> [Objective] Determine the count of lines holding "alcohol" and give that count alone.

> [Material shown]
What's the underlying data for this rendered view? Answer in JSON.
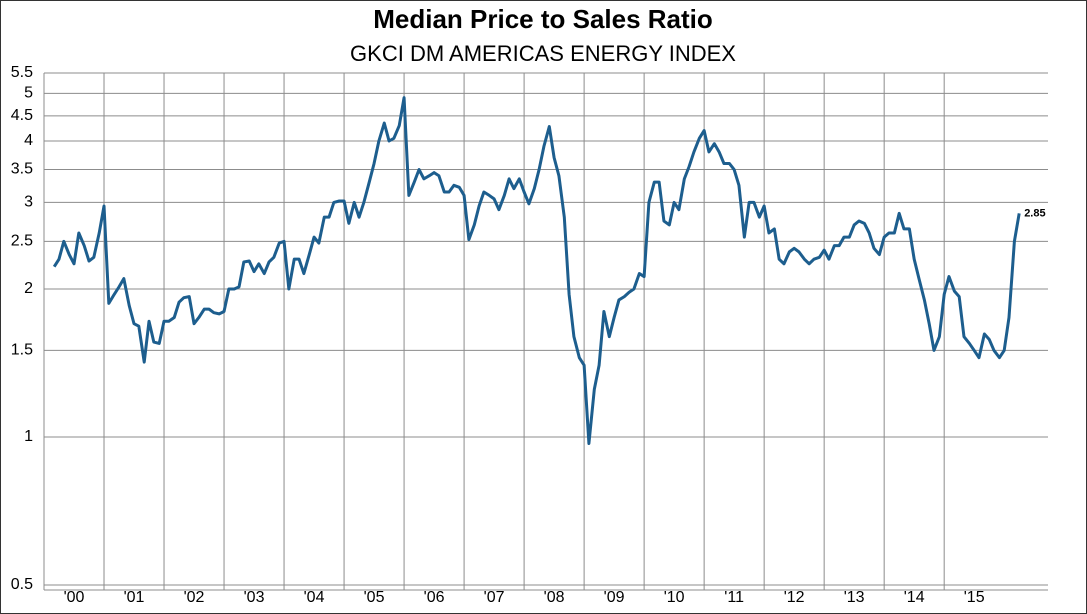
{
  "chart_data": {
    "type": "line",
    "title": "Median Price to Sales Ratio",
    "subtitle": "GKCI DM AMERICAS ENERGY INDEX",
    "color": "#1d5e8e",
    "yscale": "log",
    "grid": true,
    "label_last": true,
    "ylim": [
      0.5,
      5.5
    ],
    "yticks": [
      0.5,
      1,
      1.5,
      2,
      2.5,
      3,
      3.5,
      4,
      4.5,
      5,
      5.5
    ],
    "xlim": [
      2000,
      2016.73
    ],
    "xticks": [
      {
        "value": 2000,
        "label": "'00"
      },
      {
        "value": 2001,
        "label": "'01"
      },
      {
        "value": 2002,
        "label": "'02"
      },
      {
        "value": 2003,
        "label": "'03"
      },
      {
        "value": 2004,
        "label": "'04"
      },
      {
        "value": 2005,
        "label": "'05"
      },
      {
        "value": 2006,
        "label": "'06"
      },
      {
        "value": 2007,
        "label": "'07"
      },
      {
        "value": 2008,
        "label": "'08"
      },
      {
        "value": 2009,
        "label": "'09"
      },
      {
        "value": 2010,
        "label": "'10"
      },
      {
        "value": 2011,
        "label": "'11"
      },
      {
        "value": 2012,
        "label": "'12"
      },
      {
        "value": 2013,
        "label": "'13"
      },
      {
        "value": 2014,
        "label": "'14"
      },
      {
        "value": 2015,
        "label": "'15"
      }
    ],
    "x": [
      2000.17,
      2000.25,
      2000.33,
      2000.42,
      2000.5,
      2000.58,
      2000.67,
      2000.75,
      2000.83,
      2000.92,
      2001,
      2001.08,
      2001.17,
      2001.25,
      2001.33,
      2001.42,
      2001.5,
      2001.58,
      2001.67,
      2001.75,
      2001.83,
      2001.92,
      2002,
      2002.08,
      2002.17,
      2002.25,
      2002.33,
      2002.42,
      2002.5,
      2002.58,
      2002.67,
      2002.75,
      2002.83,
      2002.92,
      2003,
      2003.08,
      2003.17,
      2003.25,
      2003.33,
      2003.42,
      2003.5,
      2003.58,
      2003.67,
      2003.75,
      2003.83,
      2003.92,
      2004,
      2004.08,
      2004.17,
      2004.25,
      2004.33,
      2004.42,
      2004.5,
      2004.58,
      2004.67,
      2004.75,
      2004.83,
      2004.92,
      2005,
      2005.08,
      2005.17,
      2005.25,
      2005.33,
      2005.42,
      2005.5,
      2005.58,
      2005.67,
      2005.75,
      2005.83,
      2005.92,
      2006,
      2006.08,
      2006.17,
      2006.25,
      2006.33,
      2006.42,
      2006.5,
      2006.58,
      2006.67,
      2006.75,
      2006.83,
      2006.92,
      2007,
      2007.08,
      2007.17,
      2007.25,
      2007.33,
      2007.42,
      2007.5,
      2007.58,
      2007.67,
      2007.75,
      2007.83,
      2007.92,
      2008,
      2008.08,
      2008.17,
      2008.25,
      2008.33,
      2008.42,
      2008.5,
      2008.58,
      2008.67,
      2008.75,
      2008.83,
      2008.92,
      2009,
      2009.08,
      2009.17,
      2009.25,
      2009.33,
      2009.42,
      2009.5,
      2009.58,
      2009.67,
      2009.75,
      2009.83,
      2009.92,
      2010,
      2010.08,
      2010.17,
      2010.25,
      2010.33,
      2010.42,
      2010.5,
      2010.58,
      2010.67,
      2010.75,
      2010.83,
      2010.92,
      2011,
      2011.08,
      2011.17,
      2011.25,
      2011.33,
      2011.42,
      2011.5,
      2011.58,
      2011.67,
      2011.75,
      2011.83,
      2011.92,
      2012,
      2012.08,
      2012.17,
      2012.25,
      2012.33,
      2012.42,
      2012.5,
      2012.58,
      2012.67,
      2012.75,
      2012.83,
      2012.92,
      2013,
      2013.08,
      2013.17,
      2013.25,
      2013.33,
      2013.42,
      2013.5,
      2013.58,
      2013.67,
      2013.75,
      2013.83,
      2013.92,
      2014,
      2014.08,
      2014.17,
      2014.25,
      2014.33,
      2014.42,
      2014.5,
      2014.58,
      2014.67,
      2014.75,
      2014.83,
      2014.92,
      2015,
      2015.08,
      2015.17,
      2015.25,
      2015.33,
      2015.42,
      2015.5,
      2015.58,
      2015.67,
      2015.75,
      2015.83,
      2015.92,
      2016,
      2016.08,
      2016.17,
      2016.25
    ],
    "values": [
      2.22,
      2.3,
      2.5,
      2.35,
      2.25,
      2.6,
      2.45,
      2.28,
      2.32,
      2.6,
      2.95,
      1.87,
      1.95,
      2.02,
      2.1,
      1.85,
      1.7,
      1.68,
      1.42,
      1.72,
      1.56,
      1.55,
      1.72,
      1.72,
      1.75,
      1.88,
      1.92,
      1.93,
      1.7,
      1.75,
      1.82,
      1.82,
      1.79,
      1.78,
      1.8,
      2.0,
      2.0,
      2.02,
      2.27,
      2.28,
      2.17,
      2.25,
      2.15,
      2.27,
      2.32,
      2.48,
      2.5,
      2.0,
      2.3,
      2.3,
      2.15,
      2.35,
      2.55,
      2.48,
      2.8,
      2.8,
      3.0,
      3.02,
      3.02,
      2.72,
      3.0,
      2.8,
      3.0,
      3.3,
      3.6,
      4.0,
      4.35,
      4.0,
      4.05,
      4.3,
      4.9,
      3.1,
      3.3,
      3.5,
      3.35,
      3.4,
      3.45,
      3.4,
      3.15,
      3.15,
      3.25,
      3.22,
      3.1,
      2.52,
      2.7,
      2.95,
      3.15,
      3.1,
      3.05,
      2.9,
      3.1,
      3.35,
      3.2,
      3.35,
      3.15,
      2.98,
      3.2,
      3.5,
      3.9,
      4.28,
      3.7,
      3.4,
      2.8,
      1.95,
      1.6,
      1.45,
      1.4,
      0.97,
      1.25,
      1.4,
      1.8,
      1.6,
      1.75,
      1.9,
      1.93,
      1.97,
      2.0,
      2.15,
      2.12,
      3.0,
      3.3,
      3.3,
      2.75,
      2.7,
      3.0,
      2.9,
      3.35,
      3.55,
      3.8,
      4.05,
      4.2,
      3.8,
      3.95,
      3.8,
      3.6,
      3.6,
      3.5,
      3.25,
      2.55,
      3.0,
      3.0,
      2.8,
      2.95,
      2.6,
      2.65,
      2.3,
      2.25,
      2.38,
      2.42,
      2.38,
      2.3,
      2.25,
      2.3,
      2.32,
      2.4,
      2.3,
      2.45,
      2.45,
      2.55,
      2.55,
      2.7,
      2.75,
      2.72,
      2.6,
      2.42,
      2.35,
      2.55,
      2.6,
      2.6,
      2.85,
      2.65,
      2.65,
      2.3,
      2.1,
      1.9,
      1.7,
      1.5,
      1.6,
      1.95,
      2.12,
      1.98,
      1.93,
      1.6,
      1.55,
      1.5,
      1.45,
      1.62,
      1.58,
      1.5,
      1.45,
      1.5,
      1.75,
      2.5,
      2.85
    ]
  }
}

---

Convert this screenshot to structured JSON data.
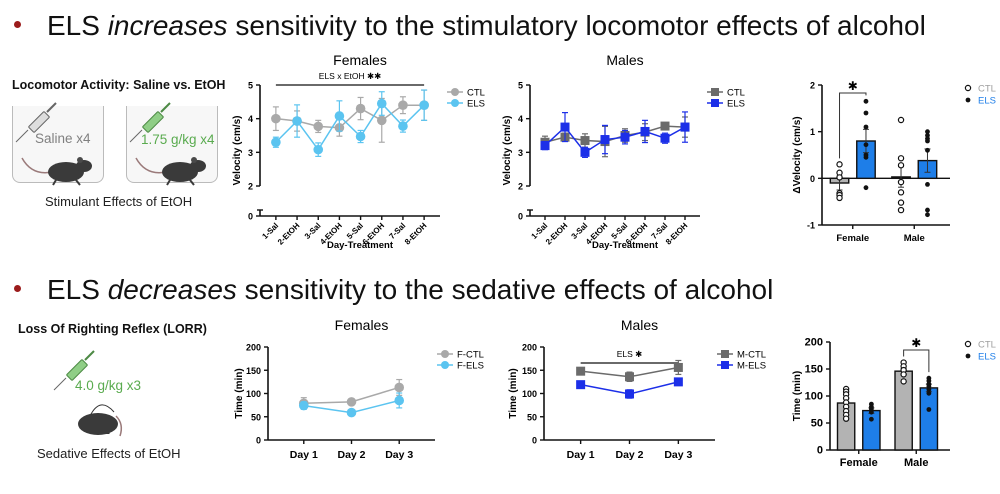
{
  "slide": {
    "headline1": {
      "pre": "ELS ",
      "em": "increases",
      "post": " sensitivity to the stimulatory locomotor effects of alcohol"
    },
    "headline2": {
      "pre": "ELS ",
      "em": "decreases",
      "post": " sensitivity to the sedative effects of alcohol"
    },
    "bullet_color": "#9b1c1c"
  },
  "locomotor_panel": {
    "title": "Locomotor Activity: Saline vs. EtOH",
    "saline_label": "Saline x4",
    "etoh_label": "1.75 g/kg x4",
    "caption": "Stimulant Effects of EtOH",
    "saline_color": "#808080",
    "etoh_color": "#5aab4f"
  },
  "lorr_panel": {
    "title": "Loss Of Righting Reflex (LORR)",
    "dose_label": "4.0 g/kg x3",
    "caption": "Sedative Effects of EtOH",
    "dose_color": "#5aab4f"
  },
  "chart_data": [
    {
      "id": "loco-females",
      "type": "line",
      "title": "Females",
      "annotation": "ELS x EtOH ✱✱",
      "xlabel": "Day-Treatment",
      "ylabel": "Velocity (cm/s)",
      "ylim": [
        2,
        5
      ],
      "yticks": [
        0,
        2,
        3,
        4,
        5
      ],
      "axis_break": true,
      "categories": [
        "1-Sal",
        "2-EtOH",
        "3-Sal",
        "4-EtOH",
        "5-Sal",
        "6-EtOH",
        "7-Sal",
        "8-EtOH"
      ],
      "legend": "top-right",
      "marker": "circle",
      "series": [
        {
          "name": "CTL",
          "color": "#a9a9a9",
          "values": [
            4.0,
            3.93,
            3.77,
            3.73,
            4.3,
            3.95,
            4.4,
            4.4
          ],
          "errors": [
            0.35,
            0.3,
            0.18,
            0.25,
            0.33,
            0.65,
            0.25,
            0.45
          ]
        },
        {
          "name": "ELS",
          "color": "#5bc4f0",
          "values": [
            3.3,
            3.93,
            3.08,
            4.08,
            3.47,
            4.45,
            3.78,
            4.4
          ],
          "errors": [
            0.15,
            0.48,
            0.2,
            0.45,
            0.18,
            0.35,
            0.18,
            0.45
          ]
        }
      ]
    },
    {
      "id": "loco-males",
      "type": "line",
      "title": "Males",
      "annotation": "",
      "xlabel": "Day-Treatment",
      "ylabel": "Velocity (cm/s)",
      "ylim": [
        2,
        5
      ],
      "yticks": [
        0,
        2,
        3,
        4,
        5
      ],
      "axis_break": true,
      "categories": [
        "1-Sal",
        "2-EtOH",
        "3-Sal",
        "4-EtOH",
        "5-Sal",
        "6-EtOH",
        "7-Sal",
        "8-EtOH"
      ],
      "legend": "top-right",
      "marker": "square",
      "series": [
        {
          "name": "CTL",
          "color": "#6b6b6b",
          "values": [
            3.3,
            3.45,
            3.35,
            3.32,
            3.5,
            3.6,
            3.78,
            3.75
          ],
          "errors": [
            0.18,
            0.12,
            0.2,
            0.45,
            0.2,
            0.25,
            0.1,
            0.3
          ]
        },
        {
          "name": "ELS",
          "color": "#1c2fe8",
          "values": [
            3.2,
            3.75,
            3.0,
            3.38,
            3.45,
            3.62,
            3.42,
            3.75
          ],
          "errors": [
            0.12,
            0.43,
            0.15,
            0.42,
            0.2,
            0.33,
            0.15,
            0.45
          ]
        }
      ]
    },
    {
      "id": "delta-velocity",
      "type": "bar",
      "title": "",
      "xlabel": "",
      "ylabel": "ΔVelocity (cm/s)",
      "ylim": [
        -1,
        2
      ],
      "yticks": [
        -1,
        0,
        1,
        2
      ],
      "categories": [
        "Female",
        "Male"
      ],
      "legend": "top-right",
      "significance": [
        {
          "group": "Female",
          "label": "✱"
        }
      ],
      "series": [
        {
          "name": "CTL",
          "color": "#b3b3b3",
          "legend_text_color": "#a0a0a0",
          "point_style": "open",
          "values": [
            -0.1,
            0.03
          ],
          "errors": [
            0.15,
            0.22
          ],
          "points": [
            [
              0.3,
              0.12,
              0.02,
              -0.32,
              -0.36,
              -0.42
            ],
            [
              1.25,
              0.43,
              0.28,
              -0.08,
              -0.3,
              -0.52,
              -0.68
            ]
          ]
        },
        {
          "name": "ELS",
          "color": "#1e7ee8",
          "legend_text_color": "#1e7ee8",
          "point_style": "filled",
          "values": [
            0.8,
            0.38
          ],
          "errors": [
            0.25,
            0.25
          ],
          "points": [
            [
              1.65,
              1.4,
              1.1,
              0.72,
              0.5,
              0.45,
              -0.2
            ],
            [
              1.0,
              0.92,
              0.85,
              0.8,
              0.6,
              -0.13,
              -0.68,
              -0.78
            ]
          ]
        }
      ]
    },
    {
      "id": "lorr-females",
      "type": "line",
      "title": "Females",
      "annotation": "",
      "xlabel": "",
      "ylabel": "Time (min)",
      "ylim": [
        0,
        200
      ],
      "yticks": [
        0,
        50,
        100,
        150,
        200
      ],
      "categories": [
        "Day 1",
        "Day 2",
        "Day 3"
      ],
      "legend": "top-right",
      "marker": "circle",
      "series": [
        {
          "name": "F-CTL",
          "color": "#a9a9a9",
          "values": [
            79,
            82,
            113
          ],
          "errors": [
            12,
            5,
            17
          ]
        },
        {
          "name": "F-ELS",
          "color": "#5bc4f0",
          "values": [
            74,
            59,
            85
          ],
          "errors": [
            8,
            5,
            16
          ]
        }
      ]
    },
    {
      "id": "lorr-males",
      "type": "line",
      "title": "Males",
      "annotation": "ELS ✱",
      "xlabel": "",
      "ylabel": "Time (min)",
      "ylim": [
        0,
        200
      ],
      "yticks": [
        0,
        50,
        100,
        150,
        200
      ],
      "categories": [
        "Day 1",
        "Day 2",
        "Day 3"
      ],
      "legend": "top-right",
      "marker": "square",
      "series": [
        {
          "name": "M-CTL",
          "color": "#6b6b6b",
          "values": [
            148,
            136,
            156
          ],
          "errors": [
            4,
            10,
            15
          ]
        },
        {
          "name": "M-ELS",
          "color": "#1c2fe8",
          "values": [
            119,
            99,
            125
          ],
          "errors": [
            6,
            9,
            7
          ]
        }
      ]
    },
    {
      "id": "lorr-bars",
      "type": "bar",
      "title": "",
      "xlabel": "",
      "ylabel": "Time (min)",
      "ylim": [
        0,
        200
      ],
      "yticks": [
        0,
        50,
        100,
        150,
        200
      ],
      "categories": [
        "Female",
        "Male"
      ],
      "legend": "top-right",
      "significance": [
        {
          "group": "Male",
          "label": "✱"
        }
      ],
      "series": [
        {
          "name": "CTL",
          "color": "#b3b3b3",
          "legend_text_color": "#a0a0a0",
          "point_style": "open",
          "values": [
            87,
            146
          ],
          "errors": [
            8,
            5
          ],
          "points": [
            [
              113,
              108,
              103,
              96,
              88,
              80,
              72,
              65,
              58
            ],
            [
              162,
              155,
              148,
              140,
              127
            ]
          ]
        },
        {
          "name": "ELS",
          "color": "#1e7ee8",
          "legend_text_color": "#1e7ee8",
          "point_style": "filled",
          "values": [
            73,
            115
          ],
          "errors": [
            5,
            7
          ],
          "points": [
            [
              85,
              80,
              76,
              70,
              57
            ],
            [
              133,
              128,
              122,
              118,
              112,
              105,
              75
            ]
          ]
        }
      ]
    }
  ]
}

> [Solution] 2